§ **WHAT IS ASKED**
Exactly repeat all the records below, omitting the images they hold.

:: ITEMS ::

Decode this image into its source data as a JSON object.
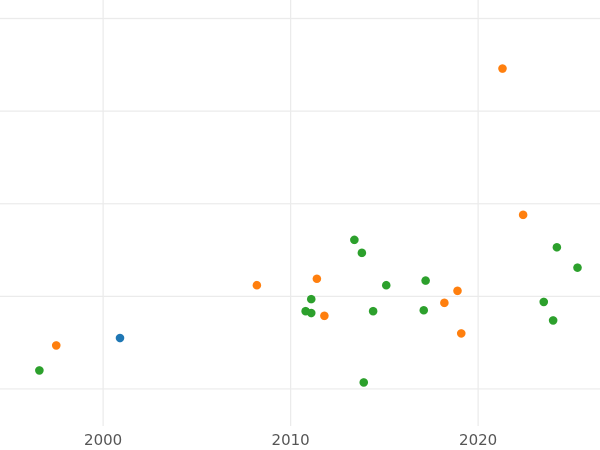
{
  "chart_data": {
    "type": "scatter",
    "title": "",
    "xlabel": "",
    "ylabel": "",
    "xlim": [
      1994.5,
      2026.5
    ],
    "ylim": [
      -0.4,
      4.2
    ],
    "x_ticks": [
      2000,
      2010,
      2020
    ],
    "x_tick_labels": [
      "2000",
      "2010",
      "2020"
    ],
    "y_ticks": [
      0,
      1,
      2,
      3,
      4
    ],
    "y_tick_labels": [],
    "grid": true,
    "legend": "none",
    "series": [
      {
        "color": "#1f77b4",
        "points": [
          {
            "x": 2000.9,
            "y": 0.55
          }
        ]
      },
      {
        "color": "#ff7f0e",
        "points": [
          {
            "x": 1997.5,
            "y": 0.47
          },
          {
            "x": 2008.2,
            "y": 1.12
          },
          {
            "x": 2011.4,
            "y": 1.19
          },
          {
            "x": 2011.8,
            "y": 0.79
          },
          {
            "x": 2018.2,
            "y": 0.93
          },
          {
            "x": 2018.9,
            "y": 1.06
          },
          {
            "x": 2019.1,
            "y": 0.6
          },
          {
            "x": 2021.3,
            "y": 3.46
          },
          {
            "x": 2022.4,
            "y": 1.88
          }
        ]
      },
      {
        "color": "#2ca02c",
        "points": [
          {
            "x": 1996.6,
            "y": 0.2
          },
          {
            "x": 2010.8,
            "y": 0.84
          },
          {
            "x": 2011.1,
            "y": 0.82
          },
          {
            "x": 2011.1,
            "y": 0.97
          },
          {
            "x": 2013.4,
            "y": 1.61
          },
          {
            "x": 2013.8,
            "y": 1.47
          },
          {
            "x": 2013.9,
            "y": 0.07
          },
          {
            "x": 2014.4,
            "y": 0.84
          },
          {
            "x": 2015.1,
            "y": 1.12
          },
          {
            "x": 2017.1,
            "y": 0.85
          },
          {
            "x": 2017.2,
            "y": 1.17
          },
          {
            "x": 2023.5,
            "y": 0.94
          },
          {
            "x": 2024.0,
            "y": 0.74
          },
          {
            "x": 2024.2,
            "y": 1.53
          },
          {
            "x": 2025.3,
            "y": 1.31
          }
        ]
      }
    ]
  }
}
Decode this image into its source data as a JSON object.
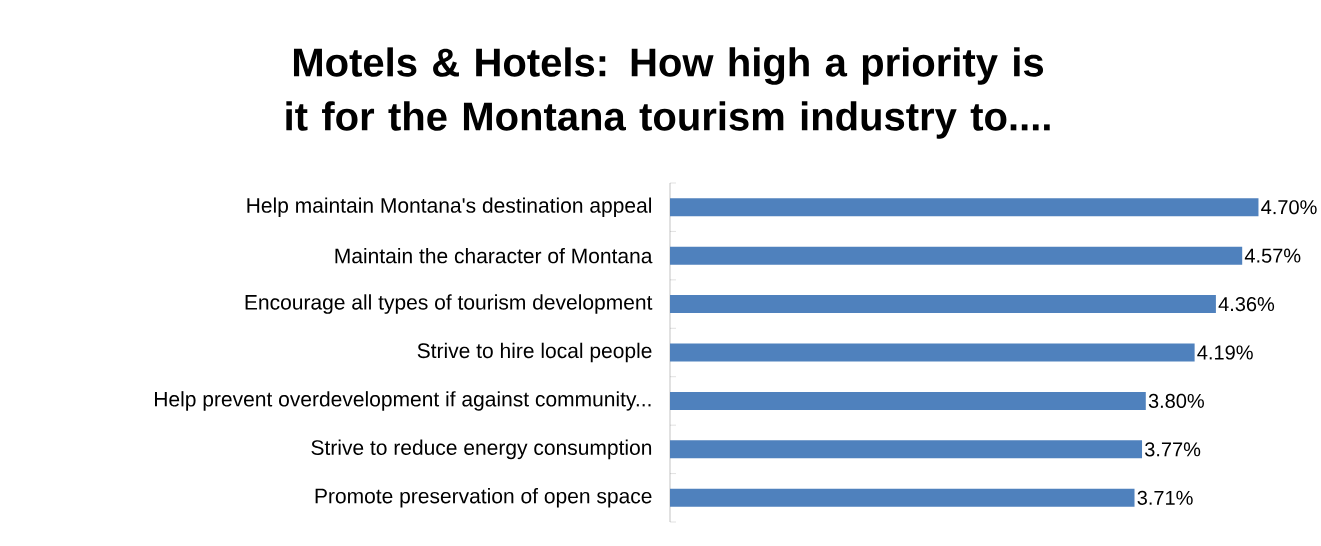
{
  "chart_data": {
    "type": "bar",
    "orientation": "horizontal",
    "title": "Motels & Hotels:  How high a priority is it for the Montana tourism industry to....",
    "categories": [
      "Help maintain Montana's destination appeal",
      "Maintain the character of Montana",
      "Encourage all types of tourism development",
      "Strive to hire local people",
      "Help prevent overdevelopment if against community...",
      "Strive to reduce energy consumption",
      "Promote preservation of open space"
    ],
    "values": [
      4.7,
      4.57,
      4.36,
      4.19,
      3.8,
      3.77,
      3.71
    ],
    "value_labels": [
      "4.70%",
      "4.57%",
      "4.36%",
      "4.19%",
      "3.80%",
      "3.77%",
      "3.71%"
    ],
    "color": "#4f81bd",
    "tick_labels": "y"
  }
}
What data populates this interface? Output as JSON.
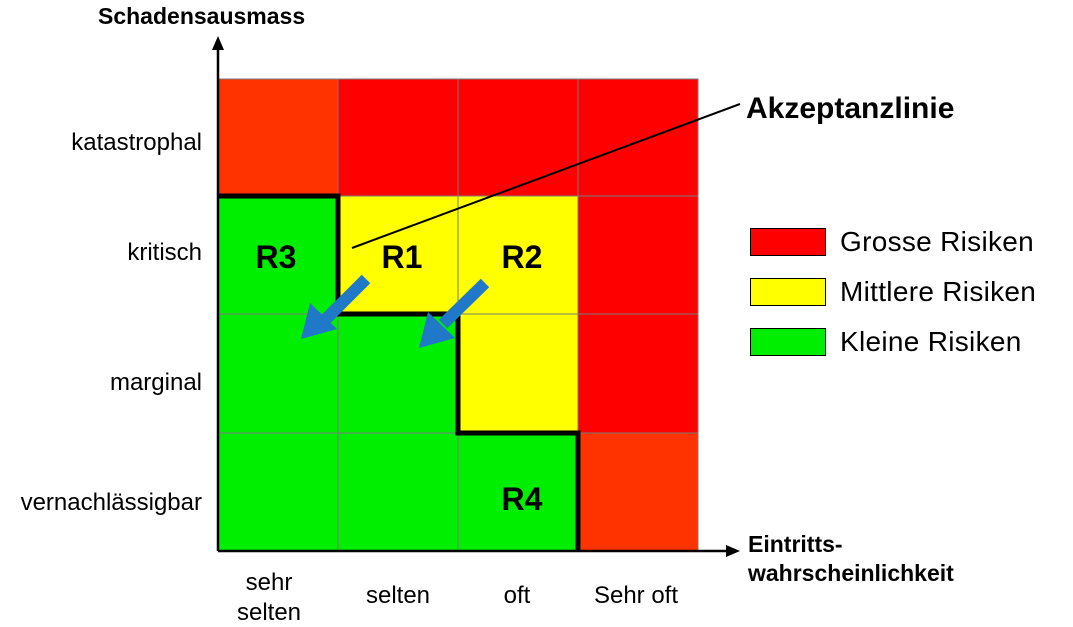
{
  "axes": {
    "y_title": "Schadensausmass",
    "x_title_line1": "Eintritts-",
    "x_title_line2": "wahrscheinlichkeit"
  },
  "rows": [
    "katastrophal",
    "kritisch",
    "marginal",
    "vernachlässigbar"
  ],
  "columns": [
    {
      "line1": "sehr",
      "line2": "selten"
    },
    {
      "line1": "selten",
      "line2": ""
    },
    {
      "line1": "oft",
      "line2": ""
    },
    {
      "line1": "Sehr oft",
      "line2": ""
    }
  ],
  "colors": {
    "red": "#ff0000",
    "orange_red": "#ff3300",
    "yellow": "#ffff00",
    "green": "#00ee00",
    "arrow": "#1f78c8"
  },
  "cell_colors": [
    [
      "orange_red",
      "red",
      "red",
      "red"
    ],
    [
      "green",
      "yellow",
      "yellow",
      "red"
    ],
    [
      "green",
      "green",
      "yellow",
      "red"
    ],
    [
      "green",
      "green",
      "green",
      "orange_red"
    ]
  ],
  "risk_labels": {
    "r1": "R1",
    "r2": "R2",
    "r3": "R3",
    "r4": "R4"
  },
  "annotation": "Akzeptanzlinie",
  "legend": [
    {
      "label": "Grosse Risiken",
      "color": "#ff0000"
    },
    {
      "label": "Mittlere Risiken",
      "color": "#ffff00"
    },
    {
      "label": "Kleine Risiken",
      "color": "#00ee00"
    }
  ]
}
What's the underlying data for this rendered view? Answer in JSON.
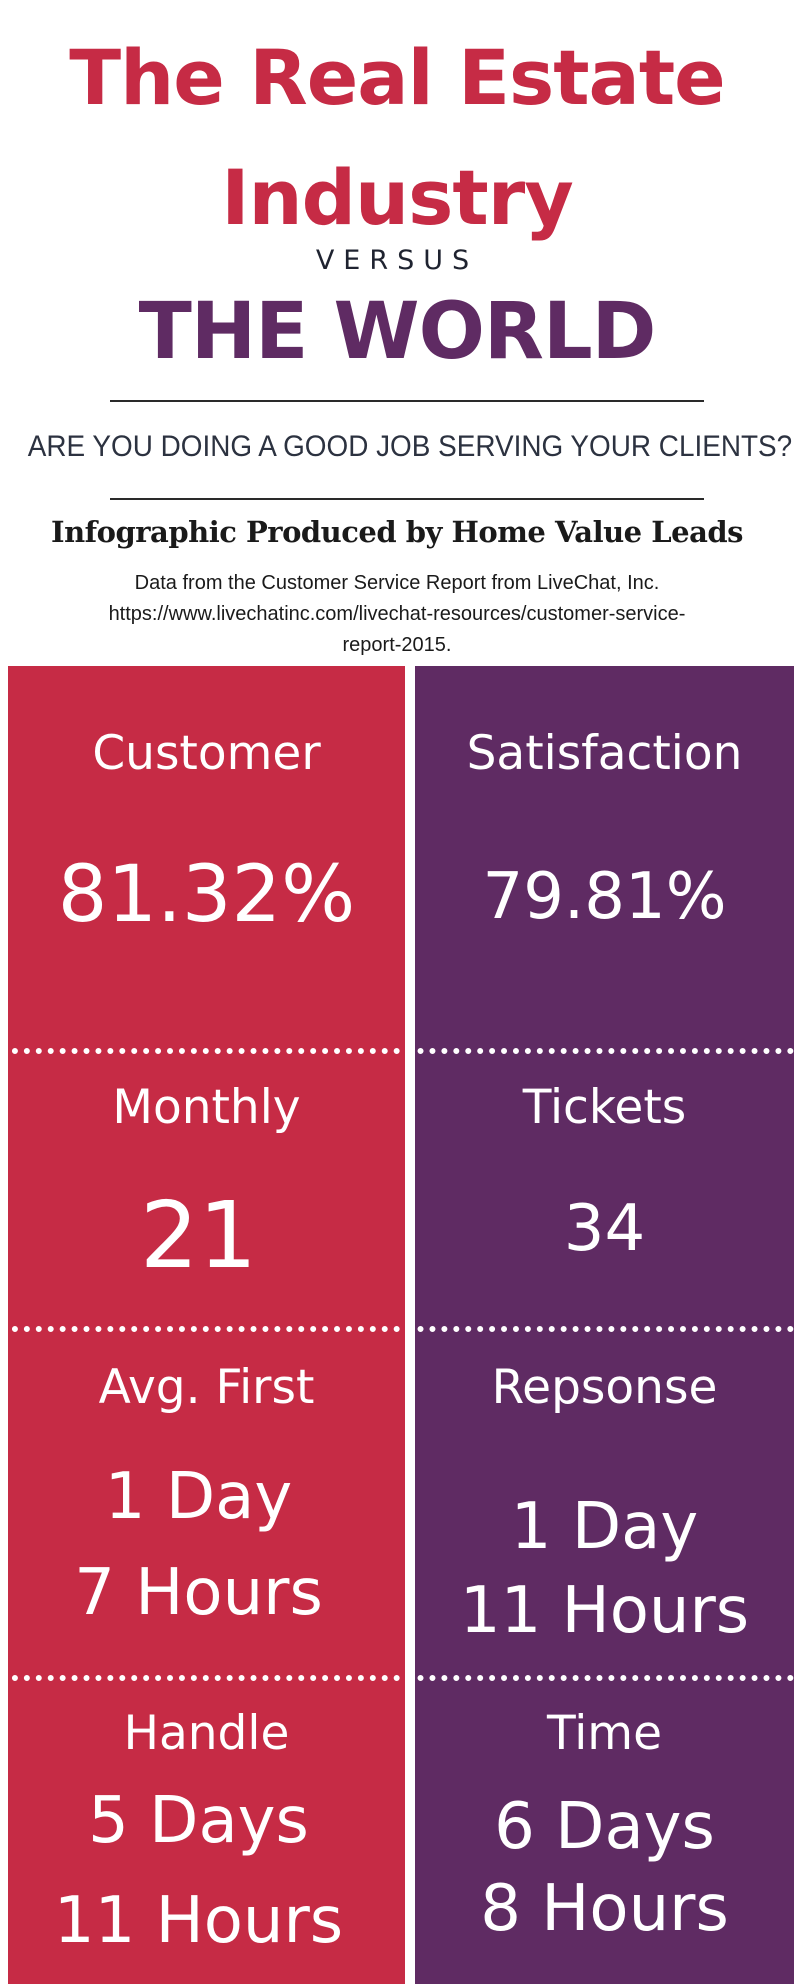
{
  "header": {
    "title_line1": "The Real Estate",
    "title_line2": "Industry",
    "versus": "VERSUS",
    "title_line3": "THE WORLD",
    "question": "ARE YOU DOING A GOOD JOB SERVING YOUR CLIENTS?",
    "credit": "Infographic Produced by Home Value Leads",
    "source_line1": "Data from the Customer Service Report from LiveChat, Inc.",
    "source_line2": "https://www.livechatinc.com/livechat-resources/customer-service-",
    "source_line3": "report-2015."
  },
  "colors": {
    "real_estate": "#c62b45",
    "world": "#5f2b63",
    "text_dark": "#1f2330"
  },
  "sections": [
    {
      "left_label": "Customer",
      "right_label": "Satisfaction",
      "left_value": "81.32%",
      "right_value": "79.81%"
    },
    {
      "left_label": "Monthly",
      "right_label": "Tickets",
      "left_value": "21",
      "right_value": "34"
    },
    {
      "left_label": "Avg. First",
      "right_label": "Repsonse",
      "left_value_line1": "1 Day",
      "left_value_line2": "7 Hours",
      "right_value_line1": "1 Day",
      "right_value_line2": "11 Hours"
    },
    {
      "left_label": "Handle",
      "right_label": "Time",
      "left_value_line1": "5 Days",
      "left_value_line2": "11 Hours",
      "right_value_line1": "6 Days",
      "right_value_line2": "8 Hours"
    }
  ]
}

:::

§ **RESPONSE TO THE TASK**
Decode this image into its source data as a JSON object.
{
  "chart_data": {
    "type": "scatter",
    "title": "",
    "xlabel": "",
    "ylabel": "",
    "xlim": [
      1994.5,
      2026.5
    ],
    "ylim": [
      -0.4,
      4.2
    ],
    "x_ticks": [
      2000,
      2010,
      2020
    ],
    "x_tick_labels": [
      "2000",
      "2010",
      "2020"
    ],
    "y_ticks": [
      0,
      1,
      2,
      3,
      4
    ],
    "y_tick_labels": [],
    "grid": true,
    "legend": "none",
    "series": [
      {
        "color": "#1f77b4",
        "points": [
          {
            "x": 2000.9,
            "y": 0.55
          }
        ]
      },
      {
        "color": "#ff7f0e",
        "points": [
          {
            "x": 1997.5,
            "y": 0.47
          },
          {
            "x": 2008.2,
            "y": 1.12
          },
          {
            "x": 2011.4,
            "y": 1.19
          },
          {
            "x": 2011.8,
            "y": 0.79
          },
          {
            "x": 2018.2,
            "y": 0.93
          },
          {
            "x": 2018.9,
            "y": 1.06
          },
          {
            "x": 2019.1,
            "y": 0.6
          },
          {
            "x": 2021.3,
            "y": 3.46
          },
          {
            "x": 2022.4,
            "y": 1.88
          }
        ]
      },
      {
        "color": "#2ca02c",
        "points": [
          {
            "x": 1996.6,
            "y": 0.2
          },
          {
            "x": 2010.8,
            "y": 0.84
          },
          {
            "x": 2011.1,
            "y": 0.82
          },
          {
            "x": 2011.1,
            "y": 0.97
          },
          {
            "x": 2013.4,
            "y": 1.61
          },
          {
            "x": 2013.8,
            "y": 1.47
          },
          {
            "x": 2013.9,
            "y": 0.07
          },
          {
            "x": 2014.4,
            "y": 0.84
          },
          {
            "x": 2015.1,
            "y": 1.12
          },
          {
            "x": 2017.1,
            "y": 0.85
          },
          {
            "x": 2017.2,
            "y": 1.17
          },
          {
            "x": 2023.5,
            "y": 0.94
          },
          {
            "x": 2024.0,
            "y": 0.74
          },
          {
            "x": 2024.2,
            "y": 1.53
          },
          {
            "x": 2025.3,
            "y": 1.31
          }
        ]
      }
    ]
  }
}
Decode this image into its source data as a JSON object.
{
  "chart_data": {
    "type": "bar",
    "orientation": "horizontal",
    "title": "Motels & Hotels:  How high a priority is it for the Montana tourism industry to....",
    "categories": [
      "Help maintain Montana's destination appeal",
      "Maintain the character of Montana",
      "Encourage all types of tourism development",
      "Strive to hire local people",
      "Help prevent overdevelopment if against community...",
      "Strive to reduce energy consumption",
      "Promote preservation of open space"
    ],
    "values": [
      4.7,
      4.57,
      4.36,
      4.19,
      3.8,
      3.77,
      3.71
    ],
    "value_labels": [
      "4.70%",
      "4.57%",
      "4.36%",
      "4.19%",
      "3.80%",
      "3.77%",
      "3.71%"
    ],
    "color": "#4f81bd",
    "tick_labels": "y"
  }
}
What data populates this interface? Output as JSON.
{
  "axes": {
    "y_title": "Schadensausmass",
    "x_title_line1": "Eintritts-",
    "x_title_line2": "wahrscheinlichkeit"
  },
  "rows": [
    "katastrophal",
    "kritisch",
    "marginal",
    "vernachlässigbar"
  ],
  "columns": [
    {
      "line1": "sehr",
      "line2": "selten"
    },
    {
      "line1": "selten",
      "line2": ""
    },
    {
      "line1": "oft",
      "line2": ""
    },
    {
      "line1": "Sehr oft",
      "line2": ""
    }
  ],
  "colors": {
    "red": "#ff0000",
    "orange_red": "#ff3300",
    "yellow": "#ffff00",
    "green": "#00ee00",
    "arrow": "#1f78c8"
  },
  "cell_colors": [
    [
      "orange_red",
      "red",
      "red",
      "red"
    ],
    [
      "green",
      "yellow",
      "yellow",
      "red"
    ],
    [
      "green",
      "green",
      "yellow",
      "red"
    ],
    [
      "green",
      "green",
      "green",
      "orange_red"
    ]
  ],
  "risk_labels": {
    "r1": "R1",
    "r2": "R2",
    "r3": "R3",
    "r4": "R4"
  },
  "annotation": "Akzeptanzlinie",
  "legend": [
    {
      "label": "Grosse Risiken",
      "color": "#ff0000"
    },
    {
      "label": "Mittlere Risiken",
      "color": "#ffff00"
    },
    {
      "label": "Kleine Risiken",
      "color": "#00ee00"
    }
  ]
}
What's the underlying data for this rendered view? Answer in JSON.
{
  "header": {
    "title_line1": "The Real Estate",
    "title_line2": "Industry",
    "versus": "VERSUS",
    "title_line3": "THE WORLD",
    "question": "ARE YOU DOING A GOOD JOB SERVING YOUR CLIENTS?",
    "credit": "Infographic Produced by Home Value Leads",
    "source_line1": "Data from the Customer Service Report from LiveChat, Inc.",
    "source_line2": "https://www.livechatinc.com/livechat-resources/customer-service-",
    "source_line3": "report-2015."
  },
  "colors": {
    "real_estate": "#c62b45",
    "world": "#5f2b63",
    "text_dark": "#1f2330"
  },
  "sections": [
    {
      "left_label": "Customer",
      "right_label": "Satisfaction",
      "left_value": "81.32%",
      "right_value": "79.81%"
    },
    {
      "left_label": "Monthly",
      "right_label": "Tickets",
      "left_value": "21",
      "right_value": "34"
    },
    {
      "left_label": "Avg. First",
      "right_label": "Repsonse",
      "left_value_line1": "1 Day",
      "left_value_line2": "7 Hours",
      "right_value_line1": "1 Day",
      "right_value_line2": "11 Hours"
    },
    {
      "left_label": "Handle",
      "right_label": "Time",
      "left_value_line1": "5 Days",
      "left_value_line2": "11 Hours",
      "right_value_line1": "6 Days",
      "right_value_line2": "8 Hours"
    }
  ]
}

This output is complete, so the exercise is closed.